Directive
Your answer must consist solely of the number of lines that contain the word "this".

(Saved entries)
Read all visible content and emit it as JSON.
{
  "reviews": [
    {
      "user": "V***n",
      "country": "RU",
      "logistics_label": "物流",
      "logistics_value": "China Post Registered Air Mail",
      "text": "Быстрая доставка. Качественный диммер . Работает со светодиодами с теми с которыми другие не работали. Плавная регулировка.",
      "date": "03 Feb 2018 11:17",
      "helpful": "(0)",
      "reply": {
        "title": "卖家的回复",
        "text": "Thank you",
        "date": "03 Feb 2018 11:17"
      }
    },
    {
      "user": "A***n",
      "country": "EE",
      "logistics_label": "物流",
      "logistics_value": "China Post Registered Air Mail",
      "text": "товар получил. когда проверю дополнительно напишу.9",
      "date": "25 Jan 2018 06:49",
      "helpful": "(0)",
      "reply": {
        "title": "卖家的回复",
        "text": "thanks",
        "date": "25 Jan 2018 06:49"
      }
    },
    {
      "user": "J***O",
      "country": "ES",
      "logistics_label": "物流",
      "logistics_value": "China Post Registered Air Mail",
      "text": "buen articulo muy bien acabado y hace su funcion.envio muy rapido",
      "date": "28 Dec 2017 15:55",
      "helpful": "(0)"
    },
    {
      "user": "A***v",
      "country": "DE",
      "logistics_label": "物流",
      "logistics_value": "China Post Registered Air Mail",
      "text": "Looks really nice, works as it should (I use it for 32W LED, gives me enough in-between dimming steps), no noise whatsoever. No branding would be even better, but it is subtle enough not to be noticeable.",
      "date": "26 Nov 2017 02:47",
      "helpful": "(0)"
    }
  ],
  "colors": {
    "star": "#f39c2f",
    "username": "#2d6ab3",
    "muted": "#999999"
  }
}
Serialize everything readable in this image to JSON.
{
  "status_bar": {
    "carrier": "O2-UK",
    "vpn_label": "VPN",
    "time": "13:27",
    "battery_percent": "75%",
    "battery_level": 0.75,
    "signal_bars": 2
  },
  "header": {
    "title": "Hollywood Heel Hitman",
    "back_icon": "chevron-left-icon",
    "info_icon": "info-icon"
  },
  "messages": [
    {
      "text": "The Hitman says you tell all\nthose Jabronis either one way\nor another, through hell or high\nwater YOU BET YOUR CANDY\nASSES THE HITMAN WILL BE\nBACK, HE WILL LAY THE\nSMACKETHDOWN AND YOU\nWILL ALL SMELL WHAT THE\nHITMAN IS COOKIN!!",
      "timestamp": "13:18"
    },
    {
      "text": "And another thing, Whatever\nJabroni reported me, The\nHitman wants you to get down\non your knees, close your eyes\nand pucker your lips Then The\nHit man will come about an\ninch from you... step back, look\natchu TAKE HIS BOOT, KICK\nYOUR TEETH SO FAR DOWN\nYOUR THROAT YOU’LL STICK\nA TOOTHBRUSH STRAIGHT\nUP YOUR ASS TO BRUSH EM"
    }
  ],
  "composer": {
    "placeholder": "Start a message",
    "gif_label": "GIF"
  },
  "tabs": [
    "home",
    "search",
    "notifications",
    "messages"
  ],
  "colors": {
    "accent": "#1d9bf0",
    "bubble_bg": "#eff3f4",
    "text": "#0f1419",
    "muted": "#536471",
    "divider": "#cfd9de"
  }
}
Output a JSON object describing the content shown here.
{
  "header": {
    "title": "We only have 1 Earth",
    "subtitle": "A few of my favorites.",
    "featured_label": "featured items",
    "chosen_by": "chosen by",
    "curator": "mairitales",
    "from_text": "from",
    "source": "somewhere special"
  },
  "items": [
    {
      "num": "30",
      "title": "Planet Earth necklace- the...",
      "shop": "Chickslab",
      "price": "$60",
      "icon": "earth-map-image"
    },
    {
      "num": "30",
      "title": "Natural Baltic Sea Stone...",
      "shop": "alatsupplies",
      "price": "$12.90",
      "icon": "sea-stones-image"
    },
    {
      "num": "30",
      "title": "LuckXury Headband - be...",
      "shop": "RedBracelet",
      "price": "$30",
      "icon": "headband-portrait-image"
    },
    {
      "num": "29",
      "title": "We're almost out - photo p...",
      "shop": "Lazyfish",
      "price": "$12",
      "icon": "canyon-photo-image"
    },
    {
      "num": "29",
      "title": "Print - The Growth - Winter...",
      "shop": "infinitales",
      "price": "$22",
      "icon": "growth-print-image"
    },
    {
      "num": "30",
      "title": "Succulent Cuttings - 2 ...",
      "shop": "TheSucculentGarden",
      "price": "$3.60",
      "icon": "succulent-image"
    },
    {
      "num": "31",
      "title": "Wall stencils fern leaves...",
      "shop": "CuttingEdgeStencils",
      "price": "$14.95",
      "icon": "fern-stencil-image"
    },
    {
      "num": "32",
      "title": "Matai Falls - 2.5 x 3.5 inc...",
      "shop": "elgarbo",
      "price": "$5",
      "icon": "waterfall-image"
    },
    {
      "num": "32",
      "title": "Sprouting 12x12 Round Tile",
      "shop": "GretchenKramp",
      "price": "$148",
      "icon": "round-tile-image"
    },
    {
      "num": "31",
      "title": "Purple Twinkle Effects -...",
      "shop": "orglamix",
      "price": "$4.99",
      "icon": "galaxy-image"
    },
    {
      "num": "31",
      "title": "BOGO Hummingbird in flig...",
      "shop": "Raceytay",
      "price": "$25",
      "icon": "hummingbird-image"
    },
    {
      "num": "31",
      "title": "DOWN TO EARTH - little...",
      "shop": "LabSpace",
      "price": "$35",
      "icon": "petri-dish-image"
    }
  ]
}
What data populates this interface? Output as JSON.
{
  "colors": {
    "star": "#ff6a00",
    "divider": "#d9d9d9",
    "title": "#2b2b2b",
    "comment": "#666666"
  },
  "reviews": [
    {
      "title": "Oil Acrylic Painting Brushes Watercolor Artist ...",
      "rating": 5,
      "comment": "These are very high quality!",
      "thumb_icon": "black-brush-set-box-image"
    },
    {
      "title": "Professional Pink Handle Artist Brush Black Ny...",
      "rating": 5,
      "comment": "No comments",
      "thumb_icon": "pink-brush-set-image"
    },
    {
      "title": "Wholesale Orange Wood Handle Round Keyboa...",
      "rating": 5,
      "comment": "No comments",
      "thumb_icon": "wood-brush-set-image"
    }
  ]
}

---

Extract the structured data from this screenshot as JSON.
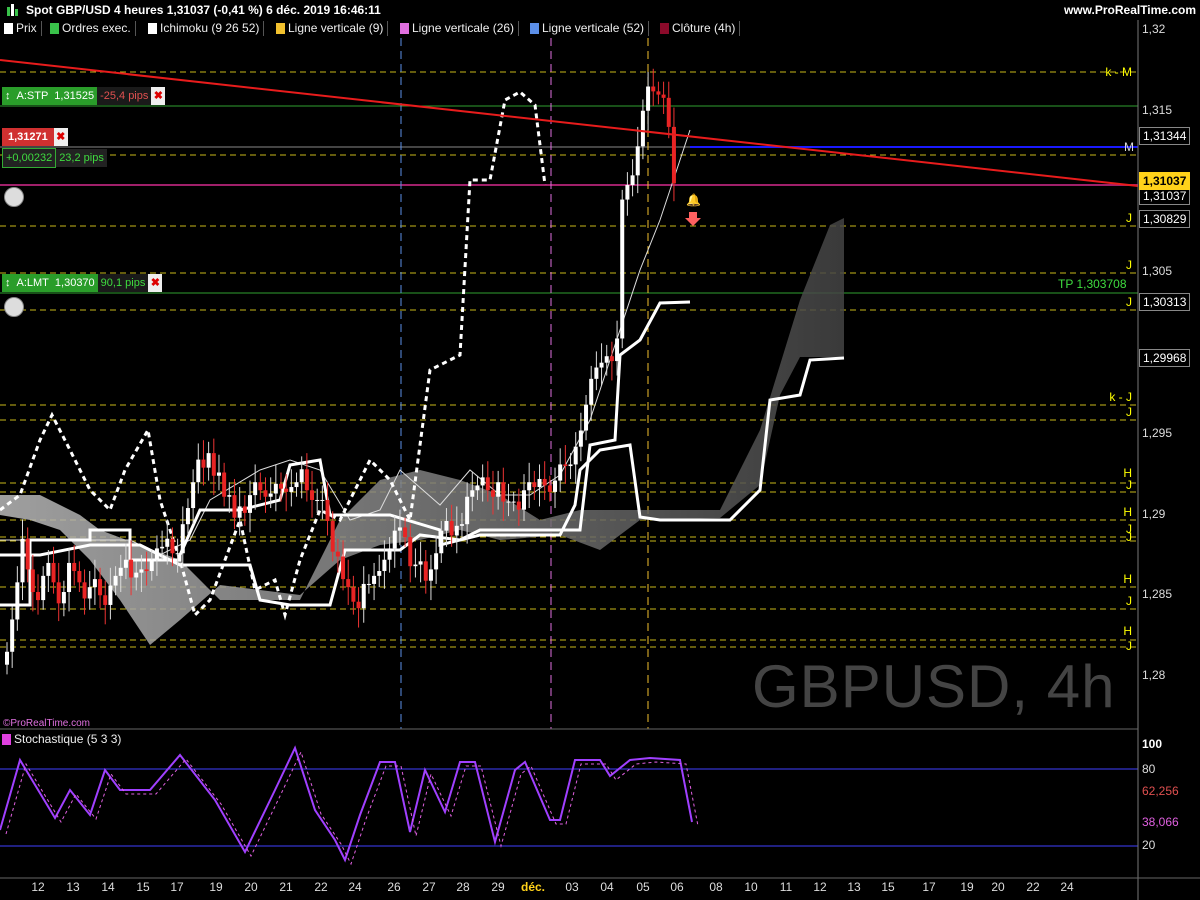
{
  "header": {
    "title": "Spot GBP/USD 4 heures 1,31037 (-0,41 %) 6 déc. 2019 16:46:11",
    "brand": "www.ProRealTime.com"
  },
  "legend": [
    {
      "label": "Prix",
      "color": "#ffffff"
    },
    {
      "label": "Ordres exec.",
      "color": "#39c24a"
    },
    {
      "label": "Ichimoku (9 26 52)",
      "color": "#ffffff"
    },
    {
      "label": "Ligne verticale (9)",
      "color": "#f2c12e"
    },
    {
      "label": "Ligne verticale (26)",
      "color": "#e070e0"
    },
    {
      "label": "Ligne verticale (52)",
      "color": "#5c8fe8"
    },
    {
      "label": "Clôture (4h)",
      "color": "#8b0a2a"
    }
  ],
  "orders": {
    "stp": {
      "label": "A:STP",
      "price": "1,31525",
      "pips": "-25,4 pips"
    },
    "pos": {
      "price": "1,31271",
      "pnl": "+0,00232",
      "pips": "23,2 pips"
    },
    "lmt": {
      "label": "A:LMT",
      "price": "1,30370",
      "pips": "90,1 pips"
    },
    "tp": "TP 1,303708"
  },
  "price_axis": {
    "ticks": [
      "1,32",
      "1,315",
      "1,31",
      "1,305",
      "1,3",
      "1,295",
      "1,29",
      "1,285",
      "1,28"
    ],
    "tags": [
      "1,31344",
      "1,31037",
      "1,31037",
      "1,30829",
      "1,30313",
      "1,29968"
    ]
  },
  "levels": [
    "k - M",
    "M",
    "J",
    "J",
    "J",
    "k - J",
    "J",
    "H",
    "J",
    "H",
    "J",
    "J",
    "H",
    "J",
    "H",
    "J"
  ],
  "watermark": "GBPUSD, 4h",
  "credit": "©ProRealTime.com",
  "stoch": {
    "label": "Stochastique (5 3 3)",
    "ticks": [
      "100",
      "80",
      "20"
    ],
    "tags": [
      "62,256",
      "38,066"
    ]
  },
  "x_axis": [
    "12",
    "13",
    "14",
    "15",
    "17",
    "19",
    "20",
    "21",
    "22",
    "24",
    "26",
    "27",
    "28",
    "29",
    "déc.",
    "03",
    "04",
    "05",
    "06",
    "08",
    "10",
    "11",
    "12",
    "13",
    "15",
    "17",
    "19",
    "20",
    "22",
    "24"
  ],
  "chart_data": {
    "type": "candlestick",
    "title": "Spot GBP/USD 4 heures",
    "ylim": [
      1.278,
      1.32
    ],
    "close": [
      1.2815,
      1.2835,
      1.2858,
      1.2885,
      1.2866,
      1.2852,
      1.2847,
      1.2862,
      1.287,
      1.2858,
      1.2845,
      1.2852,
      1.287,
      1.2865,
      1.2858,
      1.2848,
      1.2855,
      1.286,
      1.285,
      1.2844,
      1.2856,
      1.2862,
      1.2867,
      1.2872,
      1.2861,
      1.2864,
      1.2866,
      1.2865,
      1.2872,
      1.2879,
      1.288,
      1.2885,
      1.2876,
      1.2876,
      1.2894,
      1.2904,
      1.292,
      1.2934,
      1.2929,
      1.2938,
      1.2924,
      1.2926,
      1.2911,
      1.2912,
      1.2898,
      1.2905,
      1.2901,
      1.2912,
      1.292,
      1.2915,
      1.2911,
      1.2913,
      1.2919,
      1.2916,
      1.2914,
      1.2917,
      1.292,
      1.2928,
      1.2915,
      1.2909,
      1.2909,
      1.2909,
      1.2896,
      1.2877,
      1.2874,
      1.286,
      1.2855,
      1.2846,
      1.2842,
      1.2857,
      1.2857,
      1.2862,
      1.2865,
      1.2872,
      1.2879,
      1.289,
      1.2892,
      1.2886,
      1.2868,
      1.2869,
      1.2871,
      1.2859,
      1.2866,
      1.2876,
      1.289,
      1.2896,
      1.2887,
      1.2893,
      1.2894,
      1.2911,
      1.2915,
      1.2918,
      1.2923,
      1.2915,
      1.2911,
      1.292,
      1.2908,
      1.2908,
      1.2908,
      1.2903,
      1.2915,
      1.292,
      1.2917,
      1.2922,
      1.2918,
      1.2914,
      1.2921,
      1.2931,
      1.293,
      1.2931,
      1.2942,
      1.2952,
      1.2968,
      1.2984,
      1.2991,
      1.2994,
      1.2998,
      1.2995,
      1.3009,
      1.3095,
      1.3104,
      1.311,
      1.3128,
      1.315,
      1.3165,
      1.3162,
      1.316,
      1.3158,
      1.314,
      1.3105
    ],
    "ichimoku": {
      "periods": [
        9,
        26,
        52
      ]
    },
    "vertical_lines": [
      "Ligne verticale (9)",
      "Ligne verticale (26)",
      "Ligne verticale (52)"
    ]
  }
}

Complete response
3